Instructions to follow:
Copy every line that holds "canister".

Data records
□ □ □

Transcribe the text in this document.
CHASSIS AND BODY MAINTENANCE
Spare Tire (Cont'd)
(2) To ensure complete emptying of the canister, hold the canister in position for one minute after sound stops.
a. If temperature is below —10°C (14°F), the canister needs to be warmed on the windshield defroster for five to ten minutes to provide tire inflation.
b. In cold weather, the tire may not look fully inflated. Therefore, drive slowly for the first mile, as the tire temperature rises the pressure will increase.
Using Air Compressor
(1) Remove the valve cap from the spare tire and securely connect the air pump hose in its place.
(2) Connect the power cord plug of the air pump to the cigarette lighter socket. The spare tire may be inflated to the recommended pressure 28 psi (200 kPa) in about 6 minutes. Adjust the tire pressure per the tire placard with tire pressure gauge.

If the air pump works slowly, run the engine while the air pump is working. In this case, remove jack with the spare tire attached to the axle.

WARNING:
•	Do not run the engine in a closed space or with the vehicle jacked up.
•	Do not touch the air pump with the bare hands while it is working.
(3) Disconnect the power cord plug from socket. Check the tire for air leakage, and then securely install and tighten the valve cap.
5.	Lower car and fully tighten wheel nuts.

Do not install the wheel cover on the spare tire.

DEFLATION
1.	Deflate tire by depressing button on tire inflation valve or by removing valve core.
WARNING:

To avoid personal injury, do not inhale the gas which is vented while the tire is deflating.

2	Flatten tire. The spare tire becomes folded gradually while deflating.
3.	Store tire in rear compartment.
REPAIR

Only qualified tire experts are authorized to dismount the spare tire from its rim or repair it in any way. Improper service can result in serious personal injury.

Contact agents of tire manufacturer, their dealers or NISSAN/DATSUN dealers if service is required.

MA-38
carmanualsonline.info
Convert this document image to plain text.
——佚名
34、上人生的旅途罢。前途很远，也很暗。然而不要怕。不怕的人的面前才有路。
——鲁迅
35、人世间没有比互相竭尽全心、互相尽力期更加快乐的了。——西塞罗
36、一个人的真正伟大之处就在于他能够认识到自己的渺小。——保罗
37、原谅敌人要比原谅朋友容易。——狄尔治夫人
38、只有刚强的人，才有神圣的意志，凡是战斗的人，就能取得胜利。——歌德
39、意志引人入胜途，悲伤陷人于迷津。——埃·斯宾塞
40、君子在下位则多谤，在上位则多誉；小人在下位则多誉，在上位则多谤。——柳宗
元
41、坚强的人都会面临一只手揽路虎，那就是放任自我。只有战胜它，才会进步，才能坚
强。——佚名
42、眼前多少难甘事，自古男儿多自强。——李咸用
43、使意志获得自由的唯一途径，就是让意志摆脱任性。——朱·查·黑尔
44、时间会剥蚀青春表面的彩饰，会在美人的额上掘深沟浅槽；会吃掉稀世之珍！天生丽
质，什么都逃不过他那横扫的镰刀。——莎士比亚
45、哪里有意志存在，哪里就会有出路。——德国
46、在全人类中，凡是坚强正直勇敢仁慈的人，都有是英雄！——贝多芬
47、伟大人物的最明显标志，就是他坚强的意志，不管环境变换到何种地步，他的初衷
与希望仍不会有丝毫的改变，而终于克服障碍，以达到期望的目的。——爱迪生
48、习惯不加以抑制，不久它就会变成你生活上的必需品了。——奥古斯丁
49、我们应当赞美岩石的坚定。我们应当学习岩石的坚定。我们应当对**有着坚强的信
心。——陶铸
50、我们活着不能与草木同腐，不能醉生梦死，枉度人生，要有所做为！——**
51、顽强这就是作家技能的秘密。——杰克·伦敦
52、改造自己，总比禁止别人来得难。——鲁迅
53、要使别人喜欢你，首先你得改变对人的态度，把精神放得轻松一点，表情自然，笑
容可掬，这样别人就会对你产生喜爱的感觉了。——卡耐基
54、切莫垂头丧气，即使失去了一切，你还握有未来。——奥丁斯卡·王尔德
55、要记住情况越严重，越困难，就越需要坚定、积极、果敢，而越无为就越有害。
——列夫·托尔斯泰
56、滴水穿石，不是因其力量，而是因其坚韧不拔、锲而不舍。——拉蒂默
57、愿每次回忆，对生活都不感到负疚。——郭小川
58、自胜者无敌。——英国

□ □ □

Reply:
(2) To ensure complete emptying of the canister, hold the canister in position for one minute after sound stops.
a. If temperature is below —10°C (14°F), the canister needs to be warmed on the windshield defroster for five to ten minutes to provide tire inflation.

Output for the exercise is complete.